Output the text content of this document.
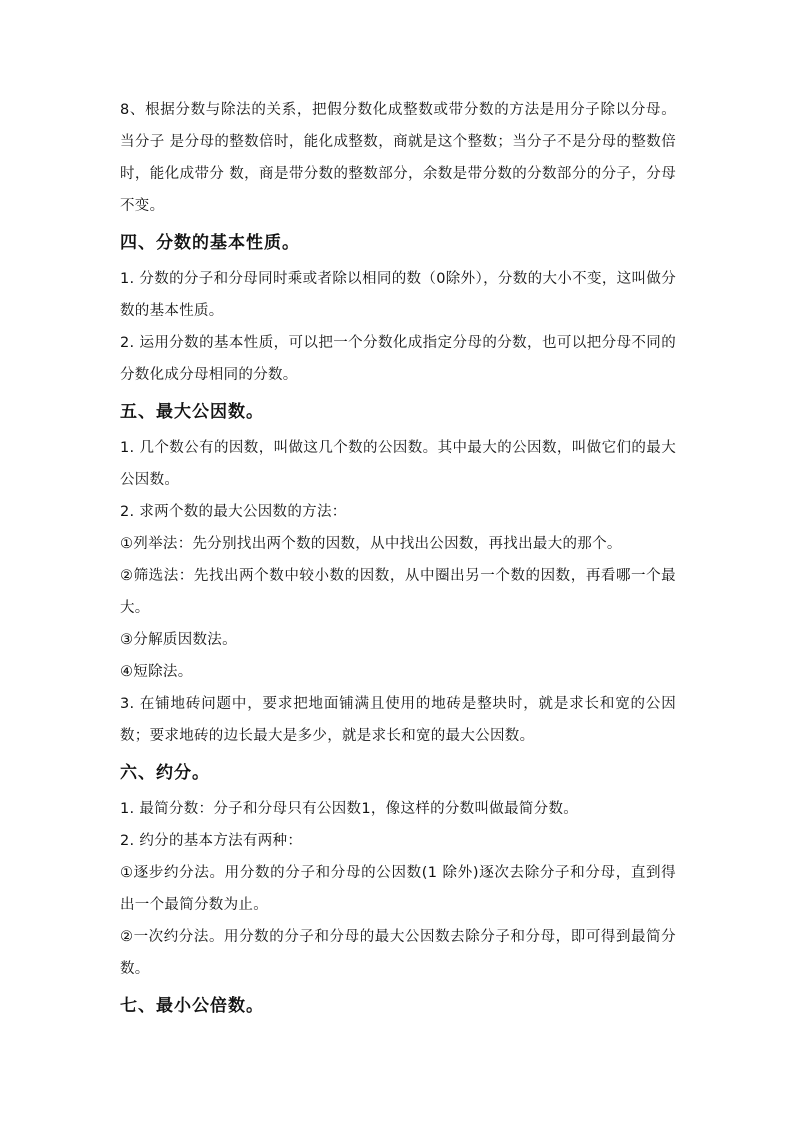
8、根据分数与除法的关系，把假分数化成整数或带分数的方法是用分子除以分母。当分子 是分母的整数倍时，能化成整数，商就是这个整数；当分子不是分母的整数倍时，能化成带分 数，商是带分数的整数部分，余数是带分数的分数部分的分子，分母不变。

四、分数的基本性质。

1. 分数的分子和分母同时乘或者除以相同的数（0除外），分数的大小不变，这叫做分数的基本性质。

2. 运用分数的基本性质，可以把一个分数化成指定分母的分数，也可以把分母不同的分数化成分母相同的分数。

五、最大公因数。

1. 几个数公有的因数，叫做这几个数的公因数。其中最大的公因数，叫做它们的最大公因数。

2. 求两个数的最大公因数的方法：

①列举法：先分别找出两个数的因数，从中找出公因数，再找出最大的那个。

②筛选法：先找出两个数中较小数的因数，从中圈出另一个数的因数，再看哪一个最大。

③分解质因数法。

④短除法。

3. 在铺地砖问题中，要求把地面铺满且使用的地砖是整块时，就是求长和宽的公因数；要求地砖的边长最大是多少，就是求长和宽的最大公因数。

六、约分。

1. 最简分数：分子和分母只有公因数1，像这样的分数叫做最简分数。

2. 约分的基本方法有两种：

①逐步约分法。用分数的分子和分母的公因数(1 除外)逐次去除分子和分母，直到得出一个最简分数为止。

②一次约分法。用分数的分子和分母的最大公因数去除分子和分母，即可得到最简分数。

七、最小公倍数。
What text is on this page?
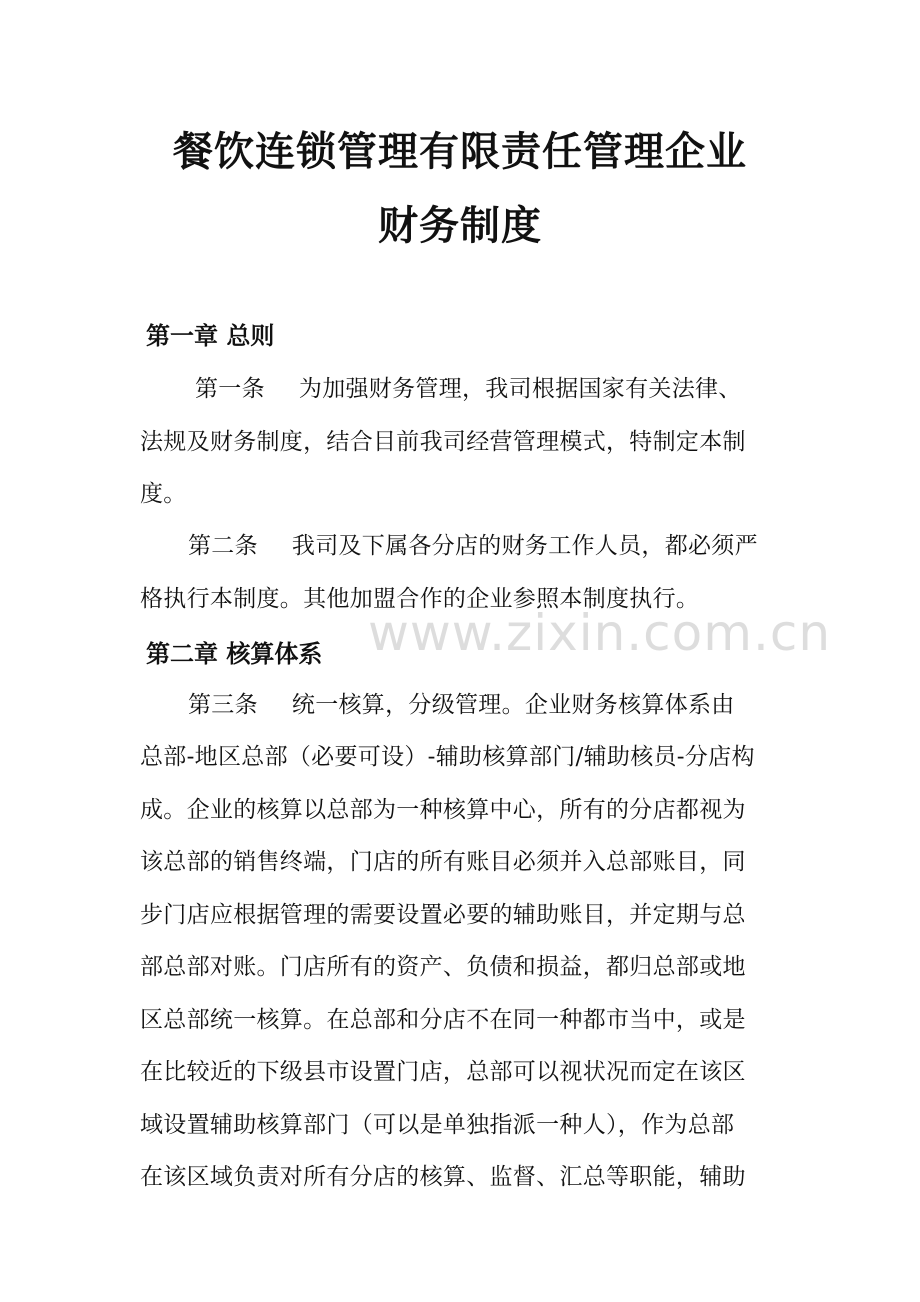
餐饮连锁管理有限责任管理企业
财务制度
第一章 总则
第一条 为加强财务管理，我司根据国家有关法律、
法规及财务制度，结合目前我司经营管理模式，特制定本制
度。
第二条 我司及下属各分店的财务工作人员，都必须严
格执行本制度。其他加盟合作的企业参照本制度执行。
www.zixin.com.cn
第二章 核算体系
第三条 统一核算，分级管理。企业财务核算体系由
总部-地区总部（必要可设）-辅助核算部门/辅助核员-分店构
成。企业的核算以总部为一种核算中心，所有的分店都视为
该总部的销售终端，门店的所有账目必须并入总部账目，同
步门店应根据管理的需要设置必要的辅助账目，并定期与总
部总部对账。门店所有的资产、负债和损益，都归总部或地
区总部统一核算。在总部和分店不在同一种都市当中，或是
在比较近的下级县市设置门店，总部可以视状况而定在该区
域设置辅助核算部门（可以是单独指派一种人），作为总部
在该区域负责对所有分店的核算、监督、汇总等职能，辅助
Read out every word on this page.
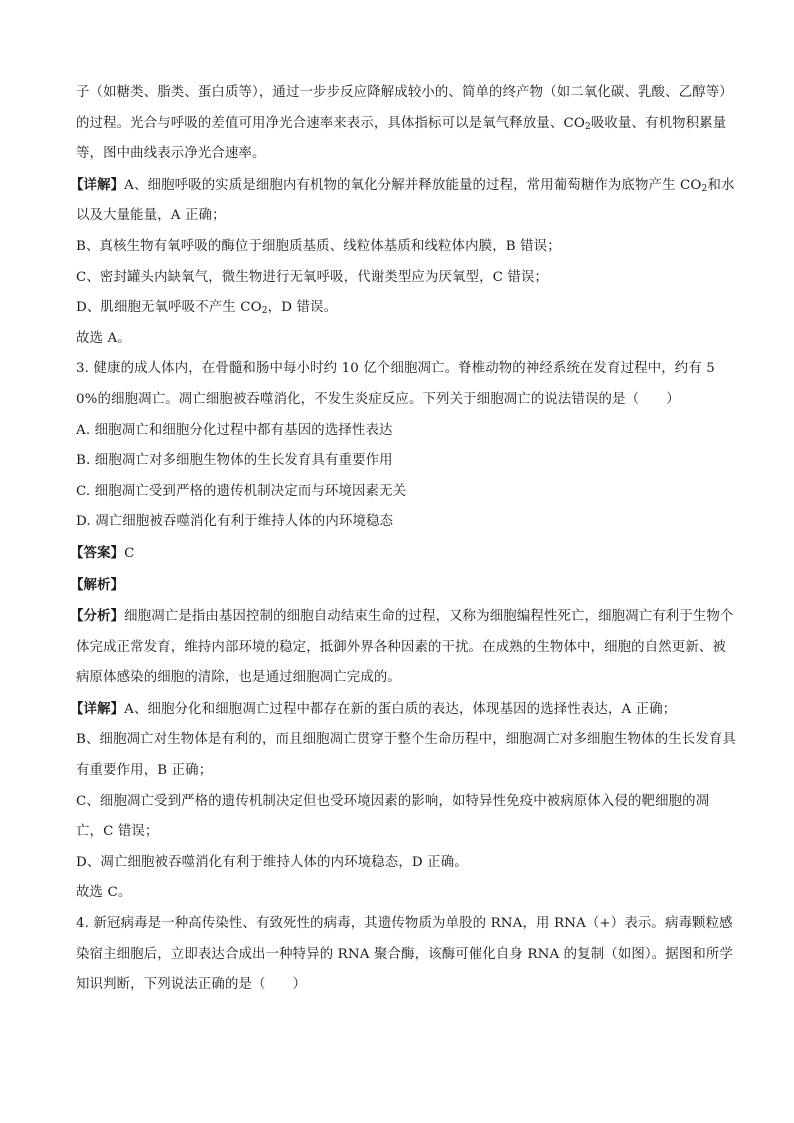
子（如糖类、脂类、蛋白质等），通过一步步反应降解成较小的、简单的终产物（如二氧化碳、乳酸、乙醇等）的过程。光合与呼吸的差值可用净光合速率来表示，具体指标可以是氧气释放量、$CO_2$吸收量、有机物积累量等，图中曲线表示净光合速率。

【详解】A、细胞呼吸的实质是细胞内有机物的氧化分解并释放能量的过程，常用葡萄糖作为底物产生 $CO_2$和水以及大量能量，A 正确；

B、真核生物有氧呼吸的酶位于细胞质基质、线粒体基质和线粒体内膜，B 错误；

C、密封罐头内缺氧气，微生物进行无氧呼吸，代谢类型应为厌氧型，C 错误；

D、肌细胞无氧呼吸不产生 $CO_2$，D 错误。

故选 A。

3. 健康的成人体内，在骨髓和肠中每小时约 10 亿个细胞凋亡。脊椎动物的神经系统在发育过程中，约有 50%的细胞凋亡。凋亡细胞被吞噬消化，不发生炎症反应。下列关于细胞凋亡的说法错误的是（　　）

A. 细胞凋亡和细胞分化过程中都有基因的选择性表达

B. 细胞凋亡对多细胞生物体的生长发育具有重要作用

C. 细胞凋亡受到严格的遗传机制决定而与环境因素无关

D. 凋亡细胞被吞噬消化有利于维持人体的内环境稳态

【答案】C

【解析】

【分析】细胞凋亡是指由基因控制的细胞自动结束生命的过程，又称为细胞编程性死亡，细胞凋亡有利于生物个体完成正常发育，维持内部环境的稳定，抵御外界各种因素的干扰。在成熟的生物体中，细胞的自然更新、被病原体感染的细胞的清除，也是通过细胞凋亡完成的。

【详解】A、细胞分化和细胞凋亡过程中都存在新的蛋白质的表达，体现基因的选择性表达，A 正确；

B、细胞凋亡对生物体是有利的，而且细胞凋亡贯穿于整个生命历程中，细胞凋亡对多细胞生物体的生长发育具有重要作用，B 正确；

C、细胞凋亡受到严格的遗传机制决定但也受环境因素的影响，如特异性免疫中被病原体入侵的靶细胞的凋亡，C 错误；

D、凋亡细胞被吞噬消化有利于维持人体的内环境稳态，D 正确。

故选 C。

4. 新冠病毒是一种高传染性、有致死性的病毒，其遗传物质为单股的 RNA，用 RNA（+）表示。病毒颗粒感染宿主细胞后，立即表达合成出一种特异的 RNA 聚合酶，该酶可催化自身 RNA 的复制（如图）。据图和所学知识判断，下列说法正确的是（　　）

What needs to be done | Exclude the images, then output the data above word for word.

Answer to this exercise |
Output the text content of this document.
8、根据分数与除法的关系，把假分数化成整数或带分数的方法是用分子除以分母。当分子 是分母的整数倍时，能化成整数，商就是这个整数；当分子不是分母的整数倍时，能化成带分 数，商是带分数的整数部分，余数是带分数的分数部分的分子，分母不变。

四、分数的基本性质。

1. 分数的分子和分母同时乘或者除以相同的数（0除外），分数的大小不变，这叫做分数的基本性质。

2. 运用分数的基本性质，可以把一个分数化成指定分母的分数，也可以把分母不同的分数化成分母相同的分数。

五、最大公因数。

1. 几个数公有的因数，叫做这几个数的公因数。其中最大的公因数，叫做它们的最大公因数。

2. 求两个数的最大公因数的方法：

①列举法：先分别找出两个数的因数，从中找出公因数，再找出最大的那个。

②筛选法：先找出两个数中较小数的因数，从中圈出另一个数的因数，再看哪一个最大。

③分解质因数法。

④短除法。

3. 在铺地砖问题中，要求把地面铺满且使用的地砖是整块时，就是求长和宽的公因数；要求地砖的边长最大是多少，就是求长和宽的最大公因数。

六、约分。

1. 最简分数：分子和分母只有公因数1，像这样的分数叫做最简分数。

2. 约分的基本方法有两种：

①逐步约分法。用分数的分子和分母的公因数(1 除外)逐次去除分子和分母，直到得出一个最简分数为止。

②一次约分法。用分数的分子和分母的最大公因数去除分子和分母，即可得到最简分数。

七、最小公倍数。
What text is on this page?
餐饮连锁管理有限责任管理企业
财务制度
第一章 总则
第一条 为加强财务管理，我司根据国家有关法律、
法规及财务制度，结合目前我司经营管理模式，特制定本制
度。
第二条 我司及下属各分店的财务工作人员，都必须严
格执行本制度。其他加盟合作的企业参照本制度执行。
www.zixin.com.cn
第二章 核算体系
第三条 统一核算，分级管理。企业财务核算体系由
总部-地区总部（必要可设）-辅助核算部门/辅助核员-分店构
成。企业的核算以总部为一种核算中心，所有的分店都视为
该总部的销售终端，门店的所有账目必须并入总部账目，同
步门店应根据管理的需要设置必要的辅助账目，并定期与总
部总部对账。门店所有的资产、负债和损益，都归总部或地
区总部统一核算。在总部和分店不在同一种都市当中，或是
在比较近的下级县市设置门店，总部可以视状况而定在该区
域设置辅助核算部门（可以是单独指派一种人），作为总部
在该区域负责对所有分店的核算、监督、汇总等职能，辅助
Read out every word on this page.
子（如糖类、脂类、蛋白质等），通过一步步反应降解成较小的、简单的终产物（如二氧化碳、乳酸、乙醇等）的过程。光合与呼吸的差值可用净光合速率来表示，具体指标可以是氧气释放量、$CO_2$吸收量、有机物积累量等，图中曲线表示净光合速率。

【详解】A、细胞呼吸的实质是细胞内有机物的氧化分解并释放能量的过程，常用葡萄糖作为底物产生 $CO_2$和水以及大量能量，A 正确；

B、真核生物有氧呼吸的酶位于细胞质基质、线粒体基质和线粒体内膜，B 错误；

C、密封罐头内缺氧气，微生物进行无氧呼吸，代谢类型应为厌氧型，C 错误；

D、肌细胞无氧呼吸不产生 $CO_2$，D 错误。

故选 A。

3. 健康的成人体内，在骨髓和肠中每小时约 10 亿个细胞凋亡。脊椎动物的神经系统在发育过程中，约有 50%的细胞凋亡。凋亡细胞被吞噬消化，不发生炎症反应。下列关于细胞凋亡的说法错误的是（　　）

A. 细胞凋亡和细胞分化过程中都有基因的选择性表达

B. 细胞凋亡对多细胞生物体的生长发育具有重要作用

C. 细胞凋亡受到严格的遗传机制决定而与环境因素无关

D. 凋亡细胞被吞噬消化有利于维持人体的内环境稳态

【答案】C

【解析】

【分析】细胞凋亡是指由基因控制的细胞自动结束生命的过程，又称为细胞编程性死亡，细胞凋亡有利于生物个体完成正常发育，维持内部环境的稳定，抵御外界各种因素的干扰。在成熟的生物体中，细胞的自然更新、被病原体感染的细胞的清除，也是通过细胞凋亡完成的。

【详解】A、细胞分化和细胞凋亡过程中都存在新的蛋白质的表达，体现基因的选择性表达，A 正确；

B、细胞凋亡对生物体是有利的，而且细胞凋亡贯穿于整个生命历程中，细胞凋亡对多细胞生物体的生长发育具有重要作用，B 正确；

C、细胞凋亡受到严格的遗传机制决定但也受环境因素的影响，如特异性免疫中被病原体入侵的靶细胞的凋亡，C 错误；

D、凋亡细胞被吞噬消化有利于维持人体的内环境稳态，D 正确。

故选 C。

4. 新冠病毒是一种高传染性、有致死性的病毒，其遗传物质为单股的 RNA，用 RNA（+）表示。病毒颗粒感染宿主细胞后，立即表达合成出一种特异的 RNA 聚合酶，该酶可催化自身 RNA 的复制（如图）。据图和所学知识判断，下列说法正确的是（　　）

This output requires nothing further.